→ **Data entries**
════════════════

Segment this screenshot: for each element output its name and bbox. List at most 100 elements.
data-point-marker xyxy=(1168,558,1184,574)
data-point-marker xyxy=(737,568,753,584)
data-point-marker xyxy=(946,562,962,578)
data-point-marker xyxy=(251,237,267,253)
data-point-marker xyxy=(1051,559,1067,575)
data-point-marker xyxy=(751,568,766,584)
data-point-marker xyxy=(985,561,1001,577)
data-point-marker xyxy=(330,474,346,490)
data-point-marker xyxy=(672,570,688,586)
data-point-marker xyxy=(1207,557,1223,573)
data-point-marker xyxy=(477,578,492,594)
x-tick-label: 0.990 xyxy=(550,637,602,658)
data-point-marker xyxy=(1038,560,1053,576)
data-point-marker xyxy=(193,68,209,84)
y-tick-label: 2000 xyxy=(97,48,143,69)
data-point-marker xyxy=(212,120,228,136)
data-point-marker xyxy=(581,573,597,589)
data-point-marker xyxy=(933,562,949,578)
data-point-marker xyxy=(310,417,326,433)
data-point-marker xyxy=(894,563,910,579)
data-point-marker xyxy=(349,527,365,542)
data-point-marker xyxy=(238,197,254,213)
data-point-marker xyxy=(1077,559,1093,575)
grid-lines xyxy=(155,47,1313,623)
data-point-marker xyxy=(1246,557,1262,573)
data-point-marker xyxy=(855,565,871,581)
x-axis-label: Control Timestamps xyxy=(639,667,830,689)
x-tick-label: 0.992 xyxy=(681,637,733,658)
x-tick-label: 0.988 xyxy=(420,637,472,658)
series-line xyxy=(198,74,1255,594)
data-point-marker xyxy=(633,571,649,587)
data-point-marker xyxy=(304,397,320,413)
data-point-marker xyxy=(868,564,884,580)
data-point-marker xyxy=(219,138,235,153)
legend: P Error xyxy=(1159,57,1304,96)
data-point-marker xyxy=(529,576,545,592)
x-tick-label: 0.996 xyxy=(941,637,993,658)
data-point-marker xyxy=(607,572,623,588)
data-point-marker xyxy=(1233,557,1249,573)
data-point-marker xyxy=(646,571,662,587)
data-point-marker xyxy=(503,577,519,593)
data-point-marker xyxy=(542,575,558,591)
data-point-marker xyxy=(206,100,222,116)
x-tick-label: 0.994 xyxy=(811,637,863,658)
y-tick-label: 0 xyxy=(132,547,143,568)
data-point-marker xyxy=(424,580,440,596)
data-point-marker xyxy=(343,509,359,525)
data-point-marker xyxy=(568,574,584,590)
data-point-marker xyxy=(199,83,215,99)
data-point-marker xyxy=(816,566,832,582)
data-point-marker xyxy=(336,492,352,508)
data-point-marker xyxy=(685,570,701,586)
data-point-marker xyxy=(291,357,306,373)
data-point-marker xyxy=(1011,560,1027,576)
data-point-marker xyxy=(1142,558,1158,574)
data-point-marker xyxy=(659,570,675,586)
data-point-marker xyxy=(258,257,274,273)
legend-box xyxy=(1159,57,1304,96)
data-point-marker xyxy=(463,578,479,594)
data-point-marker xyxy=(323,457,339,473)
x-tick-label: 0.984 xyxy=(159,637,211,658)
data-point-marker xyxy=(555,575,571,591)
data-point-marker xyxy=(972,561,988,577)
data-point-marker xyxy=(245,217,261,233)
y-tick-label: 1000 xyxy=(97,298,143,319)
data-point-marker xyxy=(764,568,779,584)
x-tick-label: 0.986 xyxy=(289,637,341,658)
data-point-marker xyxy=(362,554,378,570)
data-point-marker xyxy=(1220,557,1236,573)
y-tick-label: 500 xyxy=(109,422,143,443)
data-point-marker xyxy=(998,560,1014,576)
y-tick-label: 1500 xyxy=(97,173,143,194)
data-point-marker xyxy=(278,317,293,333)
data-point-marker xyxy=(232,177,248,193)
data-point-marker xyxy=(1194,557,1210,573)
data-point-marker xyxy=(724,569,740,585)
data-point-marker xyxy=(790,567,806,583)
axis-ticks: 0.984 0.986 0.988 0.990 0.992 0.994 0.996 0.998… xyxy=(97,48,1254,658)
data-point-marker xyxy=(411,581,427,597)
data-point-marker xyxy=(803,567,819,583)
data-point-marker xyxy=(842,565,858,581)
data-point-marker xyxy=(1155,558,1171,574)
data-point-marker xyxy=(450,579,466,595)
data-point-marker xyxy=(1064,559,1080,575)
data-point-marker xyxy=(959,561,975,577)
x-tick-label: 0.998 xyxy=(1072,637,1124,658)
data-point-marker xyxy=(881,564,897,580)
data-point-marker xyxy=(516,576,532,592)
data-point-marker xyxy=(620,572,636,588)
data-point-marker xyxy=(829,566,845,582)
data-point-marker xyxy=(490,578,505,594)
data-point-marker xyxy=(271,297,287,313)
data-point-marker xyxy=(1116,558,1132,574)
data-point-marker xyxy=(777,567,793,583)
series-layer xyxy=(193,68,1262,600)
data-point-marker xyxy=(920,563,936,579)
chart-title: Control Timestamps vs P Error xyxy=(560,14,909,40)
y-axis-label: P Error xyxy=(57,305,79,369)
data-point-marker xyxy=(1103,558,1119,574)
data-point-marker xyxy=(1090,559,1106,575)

════════════════

→ **Set task**
Print, without any alteration, every line of the records from the first one through the line that contains "data-point-marker xyxy=(646,571,662,587)", with both of those lines included.

→ **Output for this task**
Segment this screenshot: for each element output its name and bbox. List at most 100 elements.
data-point-marker xyxy=(1168,558,1184,574)
data-point-marker xyxy=(737,568,753,584)
data-point-marker xyxy=(946,562,962,578)
data-point-marker xyxy=(251,237,267,253)
data-point-marker xyxy=(1051,559,1067,575)
data-point-marker xyxy=(751,568,766,584)
data-point-marker xyxy=(985,561,1001,577)
data-point-marker xyxy=(330,474,346,490)
data-point-marker xyxy=(672,570,688,586)
data-point-marker xyxy=(1207,557,1223,573)
data-point-marker xyxy=(477,578,492,594)
x-tick-label: 0.990 xyxy=(550,637,602,658)
data-point-marker xyxy=(1038,560,1053,576)
data-point-marker xyxy=(193,68,209,84)
y-tick-label: 2000 xyxy=(97,48,143,69)
data-point-marker xyxy=(212,120,228,136)
data-point-marker xyxy=(581,573,597,589)
data-point-marker xyxy=(933,562,949,578)
data-point-marker xyxy=(310,417,326,433)
data-point-marker xyxy=(894,563,910,579)
data-point-marker xyxy=(349,527,365,542)
data-point-marker xyxy=(238,197,254,213)
data-point-marker xyxy=(1077,559,1093,575)
grid-lines xyxy=(155,47,1313,623)
data-point-marker xyxy=(1246,557,1262,573)
data-point-marker xyxy=(855,565,871,581)
x-axis-label: Control Timestamps xyxy=(639,667,830,689)
x-tick-label: 0.992 xyxy=(681,637,733,658)
x-tick-label: 0.988 xyxy=(420,637,472,658)
series-line xyxy=(198,74,1255,594)
data-point-marker xyxy=(633,571,649,587)
data-point-marker xyxy=(304,397,320,413)
data-point-marker xyxy=(868,564,884,580)
data-point-marker xyxy=(219,138,235,153)
legend: P Error xyxy=(1159,57,1304,96)
data-point-marker xyxy=(529,576,545,592)
x-tick-label: 0.996 xyxy=(941,637,993,658)
data-point-marker xyxy=(607,572,623,588)
data-point-marker xyxy=(1233,557,1249,573)
data-point-marker xyxy=(646,571,662,587)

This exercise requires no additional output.